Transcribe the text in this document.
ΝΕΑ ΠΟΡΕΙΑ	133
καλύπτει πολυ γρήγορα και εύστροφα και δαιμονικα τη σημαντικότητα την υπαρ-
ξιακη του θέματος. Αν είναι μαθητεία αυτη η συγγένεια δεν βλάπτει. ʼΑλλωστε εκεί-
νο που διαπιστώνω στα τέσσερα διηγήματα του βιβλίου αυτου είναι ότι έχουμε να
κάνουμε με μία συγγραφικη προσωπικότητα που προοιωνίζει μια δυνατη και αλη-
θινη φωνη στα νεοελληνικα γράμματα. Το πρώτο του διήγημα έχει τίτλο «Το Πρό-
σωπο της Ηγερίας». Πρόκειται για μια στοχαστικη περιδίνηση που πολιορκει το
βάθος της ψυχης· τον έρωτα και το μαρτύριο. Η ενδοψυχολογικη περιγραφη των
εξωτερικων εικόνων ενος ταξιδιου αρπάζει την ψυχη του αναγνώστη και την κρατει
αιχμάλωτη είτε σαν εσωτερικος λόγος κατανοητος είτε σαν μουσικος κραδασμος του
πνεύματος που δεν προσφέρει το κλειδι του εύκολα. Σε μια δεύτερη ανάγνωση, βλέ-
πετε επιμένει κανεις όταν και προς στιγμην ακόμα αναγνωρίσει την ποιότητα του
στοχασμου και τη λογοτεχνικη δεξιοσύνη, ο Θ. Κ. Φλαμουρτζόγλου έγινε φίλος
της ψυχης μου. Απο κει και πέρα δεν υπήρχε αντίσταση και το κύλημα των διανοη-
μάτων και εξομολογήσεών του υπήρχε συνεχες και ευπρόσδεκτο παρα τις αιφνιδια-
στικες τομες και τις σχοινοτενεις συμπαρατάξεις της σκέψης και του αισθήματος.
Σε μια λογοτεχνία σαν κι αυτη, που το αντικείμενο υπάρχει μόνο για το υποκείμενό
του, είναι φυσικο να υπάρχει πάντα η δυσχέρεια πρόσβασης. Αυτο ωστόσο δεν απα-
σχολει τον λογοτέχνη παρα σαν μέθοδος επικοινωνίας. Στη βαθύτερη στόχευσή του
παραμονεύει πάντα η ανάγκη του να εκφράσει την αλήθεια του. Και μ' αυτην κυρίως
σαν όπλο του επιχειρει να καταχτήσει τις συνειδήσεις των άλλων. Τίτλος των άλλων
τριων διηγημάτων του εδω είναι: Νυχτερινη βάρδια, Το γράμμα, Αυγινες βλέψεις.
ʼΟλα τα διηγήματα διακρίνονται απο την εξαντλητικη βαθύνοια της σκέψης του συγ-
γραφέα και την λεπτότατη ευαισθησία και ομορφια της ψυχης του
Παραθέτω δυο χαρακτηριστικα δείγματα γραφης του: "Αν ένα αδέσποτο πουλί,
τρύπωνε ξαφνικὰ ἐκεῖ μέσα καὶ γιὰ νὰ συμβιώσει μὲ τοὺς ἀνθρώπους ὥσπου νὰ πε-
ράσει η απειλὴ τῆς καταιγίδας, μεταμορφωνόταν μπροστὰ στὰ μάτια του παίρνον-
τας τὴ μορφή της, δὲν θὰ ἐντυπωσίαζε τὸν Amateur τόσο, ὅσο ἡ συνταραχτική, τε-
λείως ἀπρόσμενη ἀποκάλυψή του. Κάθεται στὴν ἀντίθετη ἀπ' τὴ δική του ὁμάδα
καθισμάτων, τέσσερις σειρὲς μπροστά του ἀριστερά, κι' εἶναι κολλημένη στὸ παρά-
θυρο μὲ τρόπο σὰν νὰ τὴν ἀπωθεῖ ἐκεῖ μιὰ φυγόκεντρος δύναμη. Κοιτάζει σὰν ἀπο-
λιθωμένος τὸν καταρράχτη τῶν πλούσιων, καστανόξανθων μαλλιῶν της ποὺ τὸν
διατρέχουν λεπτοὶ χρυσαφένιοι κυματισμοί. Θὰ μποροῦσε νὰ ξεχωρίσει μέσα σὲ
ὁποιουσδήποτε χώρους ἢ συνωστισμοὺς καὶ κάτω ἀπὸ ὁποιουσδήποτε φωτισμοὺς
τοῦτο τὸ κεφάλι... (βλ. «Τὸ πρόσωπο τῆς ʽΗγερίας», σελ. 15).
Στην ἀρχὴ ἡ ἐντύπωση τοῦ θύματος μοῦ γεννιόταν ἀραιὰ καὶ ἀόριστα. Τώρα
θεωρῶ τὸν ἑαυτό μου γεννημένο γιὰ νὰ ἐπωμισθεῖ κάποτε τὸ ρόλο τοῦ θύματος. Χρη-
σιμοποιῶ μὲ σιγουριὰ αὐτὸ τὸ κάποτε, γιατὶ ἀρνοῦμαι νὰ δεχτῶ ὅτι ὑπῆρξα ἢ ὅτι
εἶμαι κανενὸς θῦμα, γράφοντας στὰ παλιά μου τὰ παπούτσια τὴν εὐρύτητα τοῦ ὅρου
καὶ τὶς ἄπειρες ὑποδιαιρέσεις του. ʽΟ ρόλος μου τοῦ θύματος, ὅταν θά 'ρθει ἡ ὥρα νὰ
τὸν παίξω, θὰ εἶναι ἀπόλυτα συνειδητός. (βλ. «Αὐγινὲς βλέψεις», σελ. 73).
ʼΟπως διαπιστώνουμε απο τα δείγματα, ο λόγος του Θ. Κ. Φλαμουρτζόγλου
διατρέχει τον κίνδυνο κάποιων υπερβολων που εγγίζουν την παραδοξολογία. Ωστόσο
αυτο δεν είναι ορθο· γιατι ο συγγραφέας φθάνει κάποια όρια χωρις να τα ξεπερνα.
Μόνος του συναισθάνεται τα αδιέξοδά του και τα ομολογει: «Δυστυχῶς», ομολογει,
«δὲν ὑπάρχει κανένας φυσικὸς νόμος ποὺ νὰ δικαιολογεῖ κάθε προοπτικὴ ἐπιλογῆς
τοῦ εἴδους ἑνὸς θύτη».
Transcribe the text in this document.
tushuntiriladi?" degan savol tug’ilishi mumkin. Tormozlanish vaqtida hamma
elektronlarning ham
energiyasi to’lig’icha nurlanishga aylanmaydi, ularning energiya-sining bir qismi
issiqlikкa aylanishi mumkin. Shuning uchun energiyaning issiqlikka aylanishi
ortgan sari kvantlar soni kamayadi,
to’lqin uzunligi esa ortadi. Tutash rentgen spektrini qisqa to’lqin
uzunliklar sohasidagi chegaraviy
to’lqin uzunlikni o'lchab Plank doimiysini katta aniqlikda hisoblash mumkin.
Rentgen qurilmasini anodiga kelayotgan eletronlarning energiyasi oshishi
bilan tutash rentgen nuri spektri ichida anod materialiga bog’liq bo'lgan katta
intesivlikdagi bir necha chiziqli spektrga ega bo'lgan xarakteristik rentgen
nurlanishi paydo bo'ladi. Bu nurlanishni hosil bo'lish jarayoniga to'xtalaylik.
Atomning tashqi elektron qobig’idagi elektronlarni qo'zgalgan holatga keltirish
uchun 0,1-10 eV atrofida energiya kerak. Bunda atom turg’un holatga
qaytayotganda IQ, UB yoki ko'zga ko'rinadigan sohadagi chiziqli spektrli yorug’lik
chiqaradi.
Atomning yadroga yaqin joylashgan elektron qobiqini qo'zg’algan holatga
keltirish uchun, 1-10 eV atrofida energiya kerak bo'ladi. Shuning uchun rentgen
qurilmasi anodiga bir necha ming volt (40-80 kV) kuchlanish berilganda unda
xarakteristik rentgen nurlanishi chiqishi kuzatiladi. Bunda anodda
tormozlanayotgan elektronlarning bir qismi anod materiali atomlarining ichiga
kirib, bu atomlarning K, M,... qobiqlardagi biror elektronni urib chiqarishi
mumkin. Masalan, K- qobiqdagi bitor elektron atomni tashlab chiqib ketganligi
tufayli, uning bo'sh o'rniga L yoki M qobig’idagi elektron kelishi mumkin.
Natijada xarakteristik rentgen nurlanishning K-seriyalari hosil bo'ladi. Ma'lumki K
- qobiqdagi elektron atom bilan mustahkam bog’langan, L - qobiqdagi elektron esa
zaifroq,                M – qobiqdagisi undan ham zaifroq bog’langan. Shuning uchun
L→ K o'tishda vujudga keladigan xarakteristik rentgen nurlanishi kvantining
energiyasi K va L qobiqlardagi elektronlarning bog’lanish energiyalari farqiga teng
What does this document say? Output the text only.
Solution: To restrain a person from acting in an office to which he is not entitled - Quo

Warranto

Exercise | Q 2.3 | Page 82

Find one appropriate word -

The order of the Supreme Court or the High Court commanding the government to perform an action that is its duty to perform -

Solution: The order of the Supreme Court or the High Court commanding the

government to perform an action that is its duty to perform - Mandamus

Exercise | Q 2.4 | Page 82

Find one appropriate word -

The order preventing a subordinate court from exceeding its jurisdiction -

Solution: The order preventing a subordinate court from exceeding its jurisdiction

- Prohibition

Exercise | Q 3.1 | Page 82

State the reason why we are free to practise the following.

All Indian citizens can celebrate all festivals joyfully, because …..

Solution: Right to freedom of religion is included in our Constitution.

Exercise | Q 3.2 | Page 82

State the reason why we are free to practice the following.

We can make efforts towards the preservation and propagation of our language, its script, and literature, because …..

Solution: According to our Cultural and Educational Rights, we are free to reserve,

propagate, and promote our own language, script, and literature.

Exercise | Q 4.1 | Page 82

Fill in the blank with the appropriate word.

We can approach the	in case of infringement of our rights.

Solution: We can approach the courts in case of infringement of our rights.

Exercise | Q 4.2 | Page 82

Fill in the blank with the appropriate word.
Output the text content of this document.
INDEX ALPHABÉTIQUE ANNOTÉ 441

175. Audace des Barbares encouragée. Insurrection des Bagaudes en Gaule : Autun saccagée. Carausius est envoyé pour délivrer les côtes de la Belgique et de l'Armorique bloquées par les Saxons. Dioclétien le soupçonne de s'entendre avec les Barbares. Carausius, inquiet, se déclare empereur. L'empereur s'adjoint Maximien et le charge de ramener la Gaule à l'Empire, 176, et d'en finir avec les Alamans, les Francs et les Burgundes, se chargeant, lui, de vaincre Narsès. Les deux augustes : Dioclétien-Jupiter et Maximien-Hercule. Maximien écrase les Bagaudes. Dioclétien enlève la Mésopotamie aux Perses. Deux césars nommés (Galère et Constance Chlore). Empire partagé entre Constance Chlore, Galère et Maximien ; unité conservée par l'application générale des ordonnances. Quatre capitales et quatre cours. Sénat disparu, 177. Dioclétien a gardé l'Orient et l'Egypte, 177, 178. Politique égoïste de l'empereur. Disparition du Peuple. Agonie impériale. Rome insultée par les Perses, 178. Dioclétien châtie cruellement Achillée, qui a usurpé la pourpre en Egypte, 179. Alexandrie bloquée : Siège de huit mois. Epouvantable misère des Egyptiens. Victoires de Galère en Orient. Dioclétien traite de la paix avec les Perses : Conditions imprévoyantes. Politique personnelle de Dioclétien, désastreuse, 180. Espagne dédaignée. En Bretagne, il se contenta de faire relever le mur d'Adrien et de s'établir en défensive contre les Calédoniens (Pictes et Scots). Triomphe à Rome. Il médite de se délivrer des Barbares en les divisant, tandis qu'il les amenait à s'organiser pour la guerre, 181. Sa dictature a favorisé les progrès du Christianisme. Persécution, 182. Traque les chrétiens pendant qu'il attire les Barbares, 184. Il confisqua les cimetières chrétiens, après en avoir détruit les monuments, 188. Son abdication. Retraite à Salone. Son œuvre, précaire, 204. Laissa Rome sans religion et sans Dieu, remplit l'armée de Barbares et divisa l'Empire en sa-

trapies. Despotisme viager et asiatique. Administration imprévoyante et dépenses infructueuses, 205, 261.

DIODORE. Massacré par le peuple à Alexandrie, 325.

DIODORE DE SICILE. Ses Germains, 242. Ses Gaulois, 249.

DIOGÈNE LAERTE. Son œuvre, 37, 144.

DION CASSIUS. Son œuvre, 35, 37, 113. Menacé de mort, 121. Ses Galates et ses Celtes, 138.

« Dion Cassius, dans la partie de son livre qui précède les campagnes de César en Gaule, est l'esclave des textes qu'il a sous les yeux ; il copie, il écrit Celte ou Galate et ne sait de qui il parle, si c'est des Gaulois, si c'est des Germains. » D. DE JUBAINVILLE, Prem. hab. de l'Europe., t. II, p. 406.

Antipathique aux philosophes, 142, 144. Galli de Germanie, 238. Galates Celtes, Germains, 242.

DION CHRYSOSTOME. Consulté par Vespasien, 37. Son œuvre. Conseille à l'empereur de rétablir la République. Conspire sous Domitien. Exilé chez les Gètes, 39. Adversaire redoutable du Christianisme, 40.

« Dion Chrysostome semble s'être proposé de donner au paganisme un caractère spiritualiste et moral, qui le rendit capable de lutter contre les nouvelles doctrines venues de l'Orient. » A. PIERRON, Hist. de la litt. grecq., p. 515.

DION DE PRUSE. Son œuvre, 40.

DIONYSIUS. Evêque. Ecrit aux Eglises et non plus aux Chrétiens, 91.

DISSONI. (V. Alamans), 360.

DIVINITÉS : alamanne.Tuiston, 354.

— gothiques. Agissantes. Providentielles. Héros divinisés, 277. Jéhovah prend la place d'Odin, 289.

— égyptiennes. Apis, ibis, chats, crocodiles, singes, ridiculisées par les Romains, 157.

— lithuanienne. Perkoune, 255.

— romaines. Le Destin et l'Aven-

Stated exercise:
Find the string "Galates" in the entries above and return each line that holds it.

Completed exercise:
DION CASSIUS. Son œuvre, 35, 37, 113. Menacé de mort, 121. Ses Galates et ses Celtes, 138.
Antipathique aux philosophes, 142, 144. Galli de Germanie, 238. Galates Celtes, Germains, 242.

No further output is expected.